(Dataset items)

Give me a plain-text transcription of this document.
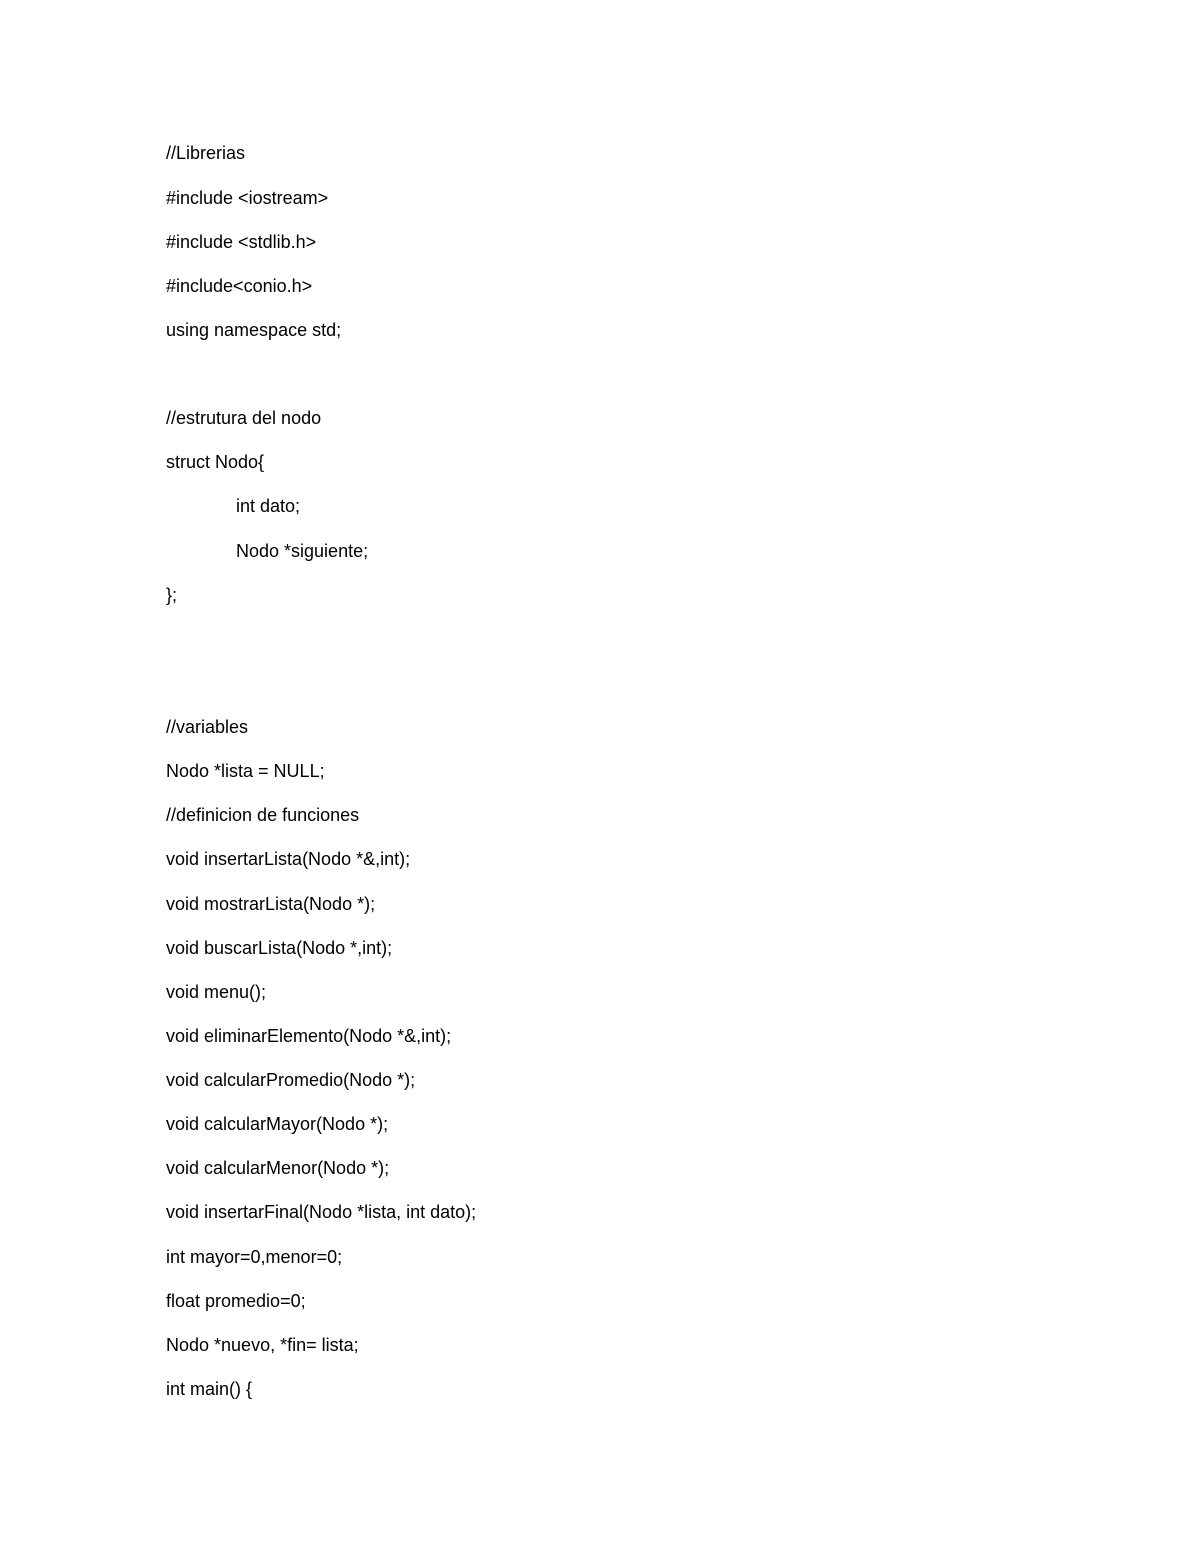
//Librerias
#include <iostream>
#include <stdlib.h>
#include<conio.h>
using namespace std;
//estrutura del nodo
struct Nodo{
int dato;
Nodo *siguiente;
};
//variables
Nodo *lista = NULL;
//definicion de funciones
void insertarLista(Nodo *&,int);
void mostrarLista(Nodo *);
void buscarLista(Nodo *,int);
void menu();
void eliminarElemento(Nodo *&,int);
void calcularPromedio(Nodo *);
void calcularMayor(Nodo *);
void calcularMenor(Nodo *);
void insertarFinal(Nodo *lista, int dato);
int mayor=0,menor=0;
float promedio=0;
Nodo *nuevo, *fin= lista;
int main() {
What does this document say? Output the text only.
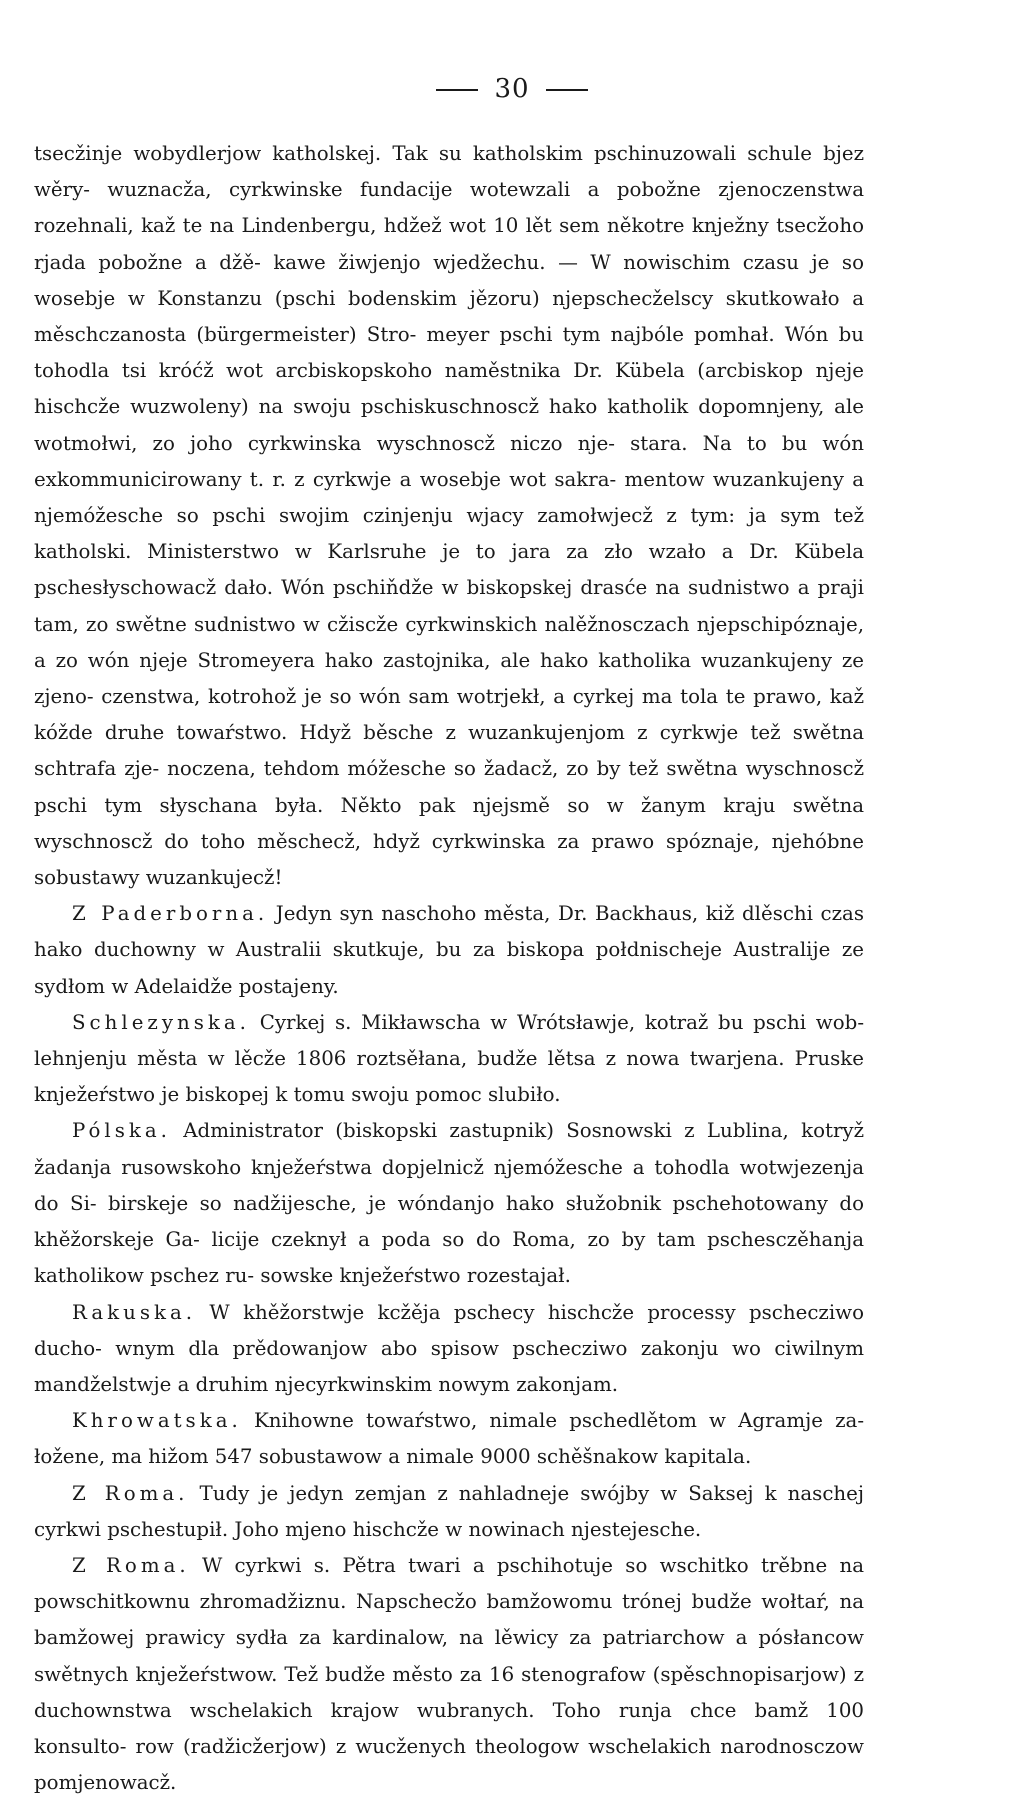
30

tsecžinje wobydlerjow katholskej. Tak su katholskim pschinuzowali schule bjez wěry- wuznacža, cyrkwinske fundacije wotewzali a pobožne zjenoczenstwa rozehnali, kaž te na Lindenbergu, hdžež wot 10 lět sem někotre knježny tsecžoho rjada pobožne a džě- kawe žiwjenjo wjedžechu. — W nowischim czasu je so wosebje w Konstanzu (pschi bodenskim jězoru) njepschecželscy skutkowało a měschczanosta (bürgermeister) Stro- meyer pschi tym najbóle pomhał. Wón bu tohodla tsi króćž wot arcbiskopskoho naměstnika Dr. Kübela (arcbiskop njeje hischcže wuzwoleny) na swoju pschiskuschnoscž hako katholik dopomnjeny, ale wotmołwi, zo joho cyrkwinska wyschnoscž niczo nje- stara. Na to bu wón exkommunicirowany t. r. z cyrkwje a wosebje wot sakra- mentow wuzankujeny a njemóžesche so pschi swojim czinjenju wjacy zamołwjecž z tym: ja sym tež katholski. Ministerstwo w Karlsruhe je to jara za zło wzało a Dr. Kübela pschesłyschowacž dało. Wón pschiňdže w biskopskej drasće na sudnistwo a praji tam, zo swětne sudnistwo w cžiscže cyrkwinskich nalěžnosczach njepschipóznaje, a zo wón njeje Stromeyera hako zastojnika, ale hako katholika wuzankujeny ze zjeno- czenstwa, kotrohož je so wón sam wotrjekł, a cyrkej ma tola te prawo, kaž kóžde druhe towaŕstwo. Hdyž běsche z wuzankujenjom z cyrkwje tež swětna schtrafa zje- noczena, tehdom móžesche so žadacž, zo by tež swětna wyschnoscž pschi tym słyschana była. Někto pak njejsmě so w žanym kraju swětna wyschnoscž do toho měschecž, hdyž cyrkwinska za prawo spóznaje, njehóbne sobustawy wuzankujecž!

Z Paderborna. Jedyn syn naschoho města, Dr. Backhaus, kiž dlěschi czas hako duchowny w Australii skutkuje, bu za biskopa połdnischeje Australije ze sydłom w Adelaidže postajeny.

Schlezynska. Cyrkej s. Mikławscha w Wrótsławje, kotraž bu pschi wob- lehnjenju města w lěcže 1806 roztsěłana, budže lětsa z nowa twarjena. Pruske knježeŕstwo je biskopej k tomu swoju pomoc slubiło.

Pólska. Administrator (biskopski zastupnik) Sosnowski z Lublina, kotryž žadanja rusowskoho knježeŕstwa dopjelnicž njemóžesche a tohodla wotwjezenja do Si- birskeje so nadžijesche, je wóndanjo hako słužobnik pschehotowany do khěžorskeje Ga- licije czeknył a poda so do Roma, zo by tam pschesczěhanja katholikow pschez ru- sowske knježeŕstwo rozestajał.

Rakuska. W khěžorstwje kcžěja pschecy hischcže processy pschecziwo ducho- wnym dla prědowanjow abo spisow pschecziwo zakonju wo ciwilnym mandželstwje a druhim njecyrkwinskim nowym zakonjam.

Khrowatska. Knihowne towaŕstwo, nimale pschedlětom w Agramje za- łožene, ma hižom 547 sobustawow a nimale 9000 schěšnakow kapitala.

Z Roma. Tudy je jedyn zemjan z nahladneje swójby w Saksej k naschej cyrkwi pschestupił. Joho mjeno hischcže w nowinach njestejesche.

Z Roma. W cyrkwi s. Pětra twari a pschihotuje so wschitko trěbne na powschitkownu zhromadžiznu. Napschecžo bamžowomu trónej budže wołtaŕ, na bamžowej prawicy sydła za kardinalow, na lěwicy za patriarchow a pósłancow swětnych knježeŕstwow. Tež budže město za 16 stenografow (spěschnopisarjow) z duchownstwa wschelakich krajow wubranych. Toho runja chce bamž 100 konsulto- row (radžicžerjow) z wucženych theologow wschelakich narodnosczow pomjenowacž.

• **Task to carry out**
Do not include the images; transcribe the rest of the listing exactly.

• **Solution to this problem**
Give me a plain-text transcription of this document.
//Librerias
#include <iostream>
#include <stdlib.h>
#include<conio.h>
using namespace std;
//estrutura del nodo
struct Nodo{
int dato;
Nodo *siguiente;
};
//variables
Nodo *lista = NULL;
//definicion de funciones
void insertarLista(Nodo *&,int);
void mostrarLista(Nodo *);
void buscarLista(Nodo *,int);
void menu();
void eliminarElemento(Nodo *&,int);
void calcularPromedio(Nodo *);
void calcularMayor(Nodo *);
void calcularMenor(Nodo *);
void insertarFinal(Nodo *lista, int dato);
int mayor=0,menor=0;
float promedio=0;
Nodo *nuevo, *fin= lista;
int main() {
What does this document say? Output the text only.
30

tsecžinje wobydlerjow katholskej. Tak su katholskim pschinuzowali schule bjez wěry- wuznacža, cyrkwinske fundacije wotewzali a pobožne zjenoczenstwa rozehnali, kaž te na Lindenbergu, hdžež wot 10 lět sem někotre knježny tsecžoho rjada pobožne a džě- kawe žiwjenjo wjedžechu. — W nowischim czasu je so wosebje w Konstanzu (pschi bodenskim jězoru) njepschecželscy skutkowało a měschczanosta (bürgermeister) Stro- meyer pschi tym najbóle pomhał. Wón bu tohodla tsi króćž wot arcbiskopskoho naměstnika Dr. Kübela (arcbiskop njeje hischcže wuzwoleny) na swoju pschiskuschnoscž hako katholik dopomnjeny, ale wotmołwi, zo joho cyrkwinska wyschnoscž niczo nje- stara. Na to bu wón exkommunicirowany t. r. z cyrkwje a wosebje wot sakra- mentow wuzankujeny a njemóžesche so pschi swojim czinjenju wjacy zamołwjecž z tym: ja sym tež katholski. Ministerstwo w Karlsruhe je to jara za zło wzało a Dr. Kübela pschesłyschowacž dało. Wón pschiňdže w biskopskej drasće na sudnistwo a praji tam, zo swětne sudnistwo w cžiscže cyrkwinskich nalěžnosczach njepschipóznaje, a zo wón njeje Stromeyera hako zastojnika, ale hako katholika wuzankujeny ze zjeno- czenstwa, kotrohož je so wón sam wotrjekł, a cyrkej ma tola te prawo, kaž kóžde druhe towaŕstwo. Hdyž běsche z wuzankujenjom z cyrkwje tež swětna schtrafa zje- noczena, tehdom móžesche so žadacž, zo by tež swětna wyschnoscž pschi tym słyschana była. Někto pak njejsmě so w žanym kraju swětna wyschnoscž do toho měschecž, hdyž cyrkwinska za prawo spóznaje, njehóbne sobustawy wuzankujecž!

Z Paderborna. Jedyn syn naschoho města, Dr. Backhaus, kiž dlěschi czas hako duchowny w Australii skutkuje, bu za biskopa połdnischeje Australije ze sydłom w Adelaidže postajeny.

Schlezynska. Cyrkej s. Mikławscha w Wrótsławje, kotraž bu pschi wob- lehnjenju města w lěcže 1806 roztsěłana, budže lětsa z nowa twarjena. Pruske knježeŕstwo je biskopej k tomu swoju pomoc slubiło.

Pólska. Administrator (biskopski zastupnik) Sosnowski z Lublina, kotryž žadanja rusowskoho knježeŕstwa dopjelnicž njemóžesche a tohodla wotwjezenja do Si- birskeje so nadžijesche, je wóndanjo hako słužobnik pschehotowany do khěžorskeje Ga- licije czeknył a poda so do Roma, zo by tam pschesczěhanja katholikow pschez ru- sowske knježeŕstwo rozestajał.

Rakuska. W khěžorstwje kcžěja pschecy hischcže processy pschecziwo ducho- wnym dla prědowanjow abo spisow pschecziwo zakonju wo ciwilnym mandželstwje a druhim njecyrkwinskim nowym zakonjam.

Khrowatska. Knihowne towaŕstwo, nimale pschedlětom w Agramje za- łožene, ma hižom 547 sobustawow a nimale 9000 schěšnakow kapitala.

Z Roma. Tudy je jedyn zemjan z nahladneje swójby w Saksej k naschej cyrkwi pschestupił. Joho mjeno hischcže w nowinach njestejesche.

Z Roma. W cyrkwi s. Pětra twari a pschihotuje so wschitko trěbne na powschitkownu zhromadžiznu. Napschecžo bamžowomu trónej budže wołtaŕ, na bamžowej prawicy sydła za kardinalow, na lěwicy za patriarchow a pósłancow swětnych knježeŕstwow. Tež budže město za 16 stenografow (spěschnopisarjow) z duchownstwa wschelakich krajow wubranych. Toho runja chce bamž 100 konsulto- row (radžicžerjow) z wucženych theologow wschelakich narodnosczow pomjenowacž.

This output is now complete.